* [Required task]
Narrow the data below down to the lines containing "name".

(Dataset rows about figures)
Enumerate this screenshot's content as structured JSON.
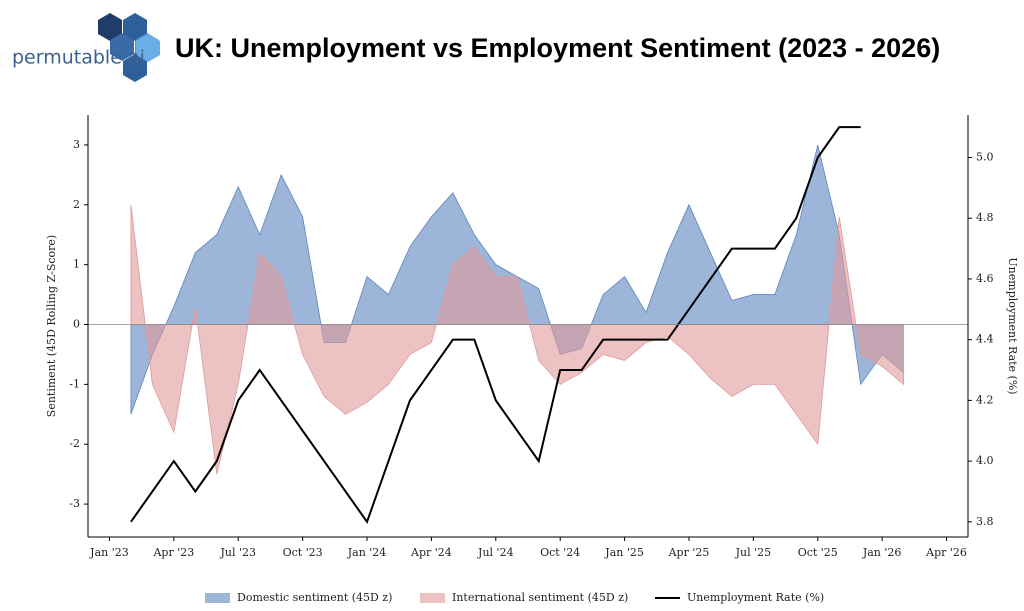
{
  "logo_text": "permutable.ai",
  "chart_data": {
    "type": "area",
    "title": "UK: Unemployment vs Employment Sentiment (2023 - 2026)",
    "y_label": "Sentiment (45D Rolling Z-Score)",
    "y2_label": "Unemployment Rate (%)",
    "x": [
      "2023-02",
      "2023-03",
      "2023-04",
      "2023-05",
      "2023-06",
      "2023-07",
      "2023-08",
      "2023-09",
      "2023-10",
      "2023-11",
      "2023-12",
      "2024-01",
      "2024-02",
      "2024-03",
      "2024-04",
      "2024-05",
      "2024-06",
      "2024-07",
      "2024-08",
      "2024-09",
      "2024-10",
      "2024-11",
      "2024-12",
      "2025-01",
      "2025-02",
      "2025-03",
      "2025-04",
      "2025-05",
      "2025-06",
      "2025-07",
      "2025-08",
      "2025-09",
      "2025-10",
      "2025-11",
      "2025-12",
      "2026-01",
      "2026-02"
    ],
    "xlim": [
      "2022-12",
      "2026-05"
    ],
    "xticks": [
      {
        "value": "2023-01",
        "label": "Jan '23"
      },
      {
        "value": "2023-04",
        "label": "Apr '23"
      },
      {
        "value": "2023-07",
        "label": "Jul '23"
      },
      {
        "value": "2023-10",
        "label": "Oct '23"
      },
      {
        "value": "2024-01",
        "label": "Jan '24"
      },
      {
        "value": "2024-04",
        "label": "Apr '24"
      },
      {
        "value": "2024-07",
        "label": "Jul '24"
      },
      {
        "value": "2024-10",
        "label": "Oct '24"
      },
      {
        "value": "2025-01",
        "label": "Jan '25"
      },
      {
        "value": "2025-04",
        "label": "Apr '25"
      },
      {
        "value": "2025-07",
        "label": "Jul '25"
      },
      {
        "value": "2025-10",
        "label": "Oct '25"
      },
      {
        "value": "2026-01",
        "label": "Jan '26"
      },
      {
        "value": "2026-04",
        "label": "Apr '26"
      }
    ],
    "ylim": [
      -3.55,
      3.5
    ],
    "yticks": [
      -3,
      -2,
      -1,
      0,
      1,
      2,
      3
    ],
    "y2lim": [
      3.75,
      5.14
    ],
    "y2ticks": [
      3.8,
      {
        "value": 4,
        "label": "4.0"
      },
      4.2,
      4.4,
      4.6,
      4.8,
      {
        "value": 5,
        "label": "5.0"
      }
    ],
    "legend": "bottom",
    "series": [
      {
        "name": "Domestic sentiment (45D z)",
        "color": "#5b84c0",
        "values": [
          -1.5,
          -0.5,
          0.3,
          1.2,
          1.5,
          2.3,
          1.5,
          2.5,
          1.8,
          -0.3,
          -0.3,
          0.8,
          0.5,
          1.3,
          1.8,
          2.2,
          1.5,
          1.0,
          0.8,
          0.6,
          -0.5,
          -0.4,
          0.5,
          0.8,
          0.2,
          1.2,
          2.0,
          1.2,
          0.4,
          0.5,
          0.5,
          1.5,
          3.0,
          1.5,
          -1.0,
          -0.5,
          -0.8
        ]
      },
      {
        "name": "International sentiment (45D z)",
        "color": "#e09a9a",
        "values": [
          2.0,
          -1.0,
          -1.8,
          0.3,
          -2.5,
          -1.0,
          1.2,
          0.8,
          -0.5,
          -1.2,
          -1.5,
          -1.3,
          -1.0,
          -0.5,
          -0.3,
          1.0,
          1.3,
          0.8,
          0.8,
          -0.6,
          -1.0,
          -0.8,
          -0.5,
          -0.6,
          -0.3,
          -0.2,
          -0.5,
          -0.9,
          -1.2,
          -1.0,
          -1.0,
          -1.5,
          -2.0,
          1.8,
          -0.5,
          -0.7,
          -1.0
        ]
      },
      {
        "name": "Unemployment Rate (%)",
        "color": "#000000",
        "type": "line",
        "axis": "y2",
        "x": [
          "2023-02",
          "2023-03",
          "2023-04",
          "2023-05",
          "2023-06",
          "2023-07",
          "2023-08",
          "2024-01",
          "2024-03",
          "2024-05",
          "2024-06",
          "2024-07",
          "2024-09",
          "2024-10",
          "2024-11",
          "2024-12",
          "2025-03",
          "2025-04",
          "2025-06",
          "2025-08",
          "2025-09",
          "2025-10",
          "2025-11",
          "2025-12"
        ],
        "values": [
          3.8,
          3.9,
          4.0,
          3.9,
          4.0,
          4.2,
          4.3,
          3.8,
          4.2,
          4.4,
          4.4,
          4.2,
          4.0,
          4.3,
          4.3,
          4.4,
          4.4,
          4.5,
          4.7,
          4.7,
          4.8,
          5.0,
          5.1,
          5.1
        ]
      }
    ]
  }
}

* [Complete answer]
        "name": "Domestic sentiment (45D z)",
        "name": "International sentiment (45D z)",
        "name": "Unemployment Rate (%)",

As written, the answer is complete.